**WHAT TO WORK ON**.
Your answer should be one number: how many lines of the records hold the string "HELVETICA".

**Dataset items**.
# # # # #

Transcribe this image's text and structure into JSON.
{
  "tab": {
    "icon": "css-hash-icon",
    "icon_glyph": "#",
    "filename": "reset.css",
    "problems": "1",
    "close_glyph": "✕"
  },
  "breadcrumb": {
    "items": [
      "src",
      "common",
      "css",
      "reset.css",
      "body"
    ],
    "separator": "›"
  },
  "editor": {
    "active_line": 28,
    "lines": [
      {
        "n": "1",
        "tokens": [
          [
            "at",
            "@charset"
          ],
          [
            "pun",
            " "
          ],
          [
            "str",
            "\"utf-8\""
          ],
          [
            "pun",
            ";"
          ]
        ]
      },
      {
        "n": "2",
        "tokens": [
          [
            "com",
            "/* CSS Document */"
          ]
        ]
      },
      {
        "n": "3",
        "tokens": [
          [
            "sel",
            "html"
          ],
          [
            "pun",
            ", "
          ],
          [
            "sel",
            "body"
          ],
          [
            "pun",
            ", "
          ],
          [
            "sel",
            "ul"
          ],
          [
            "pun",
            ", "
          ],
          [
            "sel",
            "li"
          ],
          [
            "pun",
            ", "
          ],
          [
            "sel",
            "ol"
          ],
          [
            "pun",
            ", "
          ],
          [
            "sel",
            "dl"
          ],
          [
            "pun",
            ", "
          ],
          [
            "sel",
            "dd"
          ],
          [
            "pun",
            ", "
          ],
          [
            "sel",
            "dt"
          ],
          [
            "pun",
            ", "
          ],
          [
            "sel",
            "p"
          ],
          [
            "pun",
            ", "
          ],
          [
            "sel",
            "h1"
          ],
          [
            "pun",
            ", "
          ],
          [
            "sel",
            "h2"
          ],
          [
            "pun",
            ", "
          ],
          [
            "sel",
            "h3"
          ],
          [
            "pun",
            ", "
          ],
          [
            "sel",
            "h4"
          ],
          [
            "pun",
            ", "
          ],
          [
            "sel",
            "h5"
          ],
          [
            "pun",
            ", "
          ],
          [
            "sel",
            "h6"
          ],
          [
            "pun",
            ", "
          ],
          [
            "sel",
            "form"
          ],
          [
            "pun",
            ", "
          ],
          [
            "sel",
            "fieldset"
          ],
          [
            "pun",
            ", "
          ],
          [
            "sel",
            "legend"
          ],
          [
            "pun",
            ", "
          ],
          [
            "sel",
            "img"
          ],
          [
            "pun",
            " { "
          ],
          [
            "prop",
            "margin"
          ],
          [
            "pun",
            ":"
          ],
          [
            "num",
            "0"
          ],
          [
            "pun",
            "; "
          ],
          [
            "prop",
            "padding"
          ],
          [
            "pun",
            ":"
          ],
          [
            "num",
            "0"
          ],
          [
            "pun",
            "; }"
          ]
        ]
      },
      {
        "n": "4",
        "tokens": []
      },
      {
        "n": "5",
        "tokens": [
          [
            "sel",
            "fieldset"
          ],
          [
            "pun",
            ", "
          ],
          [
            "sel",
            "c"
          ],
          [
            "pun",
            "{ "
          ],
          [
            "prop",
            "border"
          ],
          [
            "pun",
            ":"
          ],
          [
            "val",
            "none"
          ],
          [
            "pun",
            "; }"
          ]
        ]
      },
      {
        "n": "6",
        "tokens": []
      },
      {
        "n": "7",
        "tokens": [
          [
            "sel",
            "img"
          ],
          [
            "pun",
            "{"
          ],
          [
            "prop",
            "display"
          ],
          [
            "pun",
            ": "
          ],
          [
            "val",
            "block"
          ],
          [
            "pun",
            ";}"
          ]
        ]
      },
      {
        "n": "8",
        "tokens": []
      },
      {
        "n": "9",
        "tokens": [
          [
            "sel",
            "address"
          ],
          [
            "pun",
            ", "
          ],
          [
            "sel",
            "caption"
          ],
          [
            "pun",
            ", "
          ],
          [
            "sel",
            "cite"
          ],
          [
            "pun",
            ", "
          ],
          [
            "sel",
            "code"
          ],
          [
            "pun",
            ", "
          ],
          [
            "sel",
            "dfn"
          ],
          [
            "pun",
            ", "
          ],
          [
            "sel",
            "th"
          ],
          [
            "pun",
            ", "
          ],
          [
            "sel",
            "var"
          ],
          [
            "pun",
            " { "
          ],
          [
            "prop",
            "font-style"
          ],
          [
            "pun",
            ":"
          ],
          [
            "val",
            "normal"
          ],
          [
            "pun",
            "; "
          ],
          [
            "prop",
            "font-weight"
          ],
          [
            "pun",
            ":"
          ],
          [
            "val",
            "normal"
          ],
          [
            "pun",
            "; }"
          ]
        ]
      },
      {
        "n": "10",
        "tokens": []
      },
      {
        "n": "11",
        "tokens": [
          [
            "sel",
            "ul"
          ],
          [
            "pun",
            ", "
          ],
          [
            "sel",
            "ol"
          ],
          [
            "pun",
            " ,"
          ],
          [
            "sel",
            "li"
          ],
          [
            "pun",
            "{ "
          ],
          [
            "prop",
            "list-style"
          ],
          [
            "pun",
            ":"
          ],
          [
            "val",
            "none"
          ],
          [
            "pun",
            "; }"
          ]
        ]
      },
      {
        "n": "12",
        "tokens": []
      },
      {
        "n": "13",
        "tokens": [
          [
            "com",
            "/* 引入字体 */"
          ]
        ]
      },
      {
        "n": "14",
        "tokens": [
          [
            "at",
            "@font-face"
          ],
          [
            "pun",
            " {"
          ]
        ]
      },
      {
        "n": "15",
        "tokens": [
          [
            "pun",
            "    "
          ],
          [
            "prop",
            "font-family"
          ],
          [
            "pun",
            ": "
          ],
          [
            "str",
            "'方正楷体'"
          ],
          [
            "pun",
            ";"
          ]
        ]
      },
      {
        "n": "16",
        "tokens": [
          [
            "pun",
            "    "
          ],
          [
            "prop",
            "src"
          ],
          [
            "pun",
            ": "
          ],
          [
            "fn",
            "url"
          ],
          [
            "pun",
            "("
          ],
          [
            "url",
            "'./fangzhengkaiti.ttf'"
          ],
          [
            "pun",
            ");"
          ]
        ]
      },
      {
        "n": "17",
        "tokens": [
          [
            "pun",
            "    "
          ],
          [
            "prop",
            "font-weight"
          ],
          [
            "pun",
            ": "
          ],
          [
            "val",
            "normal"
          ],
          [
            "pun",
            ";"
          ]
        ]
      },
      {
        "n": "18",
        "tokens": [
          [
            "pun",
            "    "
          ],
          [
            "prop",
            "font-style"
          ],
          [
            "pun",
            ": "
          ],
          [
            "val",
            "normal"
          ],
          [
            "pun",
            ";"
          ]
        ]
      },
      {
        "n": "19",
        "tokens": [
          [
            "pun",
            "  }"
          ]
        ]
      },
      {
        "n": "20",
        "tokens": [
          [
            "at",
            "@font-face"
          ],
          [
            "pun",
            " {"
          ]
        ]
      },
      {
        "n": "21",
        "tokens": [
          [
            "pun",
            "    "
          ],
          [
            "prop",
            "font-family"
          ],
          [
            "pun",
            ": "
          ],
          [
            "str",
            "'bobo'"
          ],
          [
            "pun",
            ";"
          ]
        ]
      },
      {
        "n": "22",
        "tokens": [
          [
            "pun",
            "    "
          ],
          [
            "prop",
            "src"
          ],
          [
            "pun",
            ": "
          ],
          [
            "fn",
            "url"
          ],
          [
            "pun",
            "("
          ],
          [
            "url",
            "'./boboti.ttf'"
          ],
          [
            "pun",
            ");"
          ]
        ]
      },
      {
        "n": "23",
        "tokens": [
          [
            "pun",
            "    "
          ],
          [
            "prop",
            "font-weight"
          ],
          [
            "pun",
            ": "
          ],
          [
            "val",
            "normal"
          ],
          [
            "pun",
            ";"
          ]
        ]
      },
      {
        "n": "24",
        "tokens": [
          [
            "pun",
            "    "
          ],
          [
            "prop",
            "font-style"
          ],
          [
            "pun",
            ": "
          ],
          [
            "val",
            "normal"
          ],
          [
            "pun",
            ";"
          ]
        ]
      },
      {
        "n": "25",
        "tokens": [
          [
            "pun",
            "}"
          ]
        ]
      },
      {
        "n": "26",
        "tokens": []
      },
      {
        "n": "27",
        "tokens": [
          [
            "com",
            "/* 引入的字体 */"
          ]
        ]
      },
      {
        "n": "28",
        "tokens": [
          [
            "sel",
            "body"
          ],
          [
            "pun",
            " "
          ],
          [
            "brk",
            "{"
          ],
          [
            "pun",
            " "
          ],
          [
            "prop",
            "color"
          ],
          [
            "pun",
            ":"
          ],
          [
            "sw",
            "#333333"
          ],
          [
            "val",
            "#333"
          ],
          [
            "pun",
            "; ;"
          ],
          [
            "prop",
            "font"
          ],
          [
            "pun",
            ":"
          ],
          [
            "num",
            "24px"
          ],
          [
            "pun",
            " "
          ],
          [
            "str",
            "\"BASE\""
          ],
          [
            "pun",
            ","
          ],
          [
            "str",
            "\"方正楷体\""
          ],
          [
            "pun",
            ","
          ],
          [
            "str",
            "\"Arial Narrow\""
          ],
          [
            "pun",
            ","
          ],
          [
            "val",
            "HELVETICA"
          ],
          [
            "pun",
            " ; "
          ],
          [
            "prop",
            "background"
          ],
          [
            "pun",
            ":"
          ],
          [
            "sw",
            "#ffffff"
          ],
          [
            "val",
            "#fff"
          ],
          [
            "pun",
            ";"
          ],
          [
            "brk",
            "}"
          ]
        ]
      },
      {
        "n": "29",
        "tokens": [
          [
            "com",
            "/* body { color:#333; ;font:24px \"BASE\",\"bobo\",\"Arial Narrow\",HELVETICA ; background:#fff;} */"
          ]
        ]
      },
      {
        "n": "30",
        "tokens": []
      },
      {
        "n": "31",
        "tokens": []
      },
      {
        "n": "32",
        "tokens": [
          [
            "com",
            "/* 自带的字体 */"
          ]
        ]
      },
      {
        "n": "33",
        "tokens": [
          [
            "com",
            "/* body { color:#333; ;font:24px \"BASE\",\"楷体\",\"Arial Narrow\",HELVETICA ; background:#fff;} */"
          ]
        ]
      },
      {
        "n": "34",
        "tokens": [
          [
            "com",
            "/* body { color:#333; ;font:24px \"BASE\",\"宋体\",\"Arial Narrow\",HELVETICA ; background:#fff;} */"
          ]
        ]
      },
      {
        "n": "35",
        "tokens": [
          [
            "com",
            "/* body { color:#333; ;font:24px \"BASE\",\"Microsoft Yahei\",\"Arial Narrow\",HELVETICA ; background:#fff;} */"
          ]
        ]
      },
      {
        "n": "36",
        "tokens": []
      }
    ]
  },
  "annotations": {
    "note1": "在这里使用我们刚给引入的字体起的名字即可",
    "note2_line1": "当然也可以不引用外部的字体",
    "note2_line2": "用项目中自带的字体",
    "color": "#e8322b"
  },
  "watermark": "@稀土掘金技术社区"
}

# # # # #

**ANSWER FOR THE TASK**.
5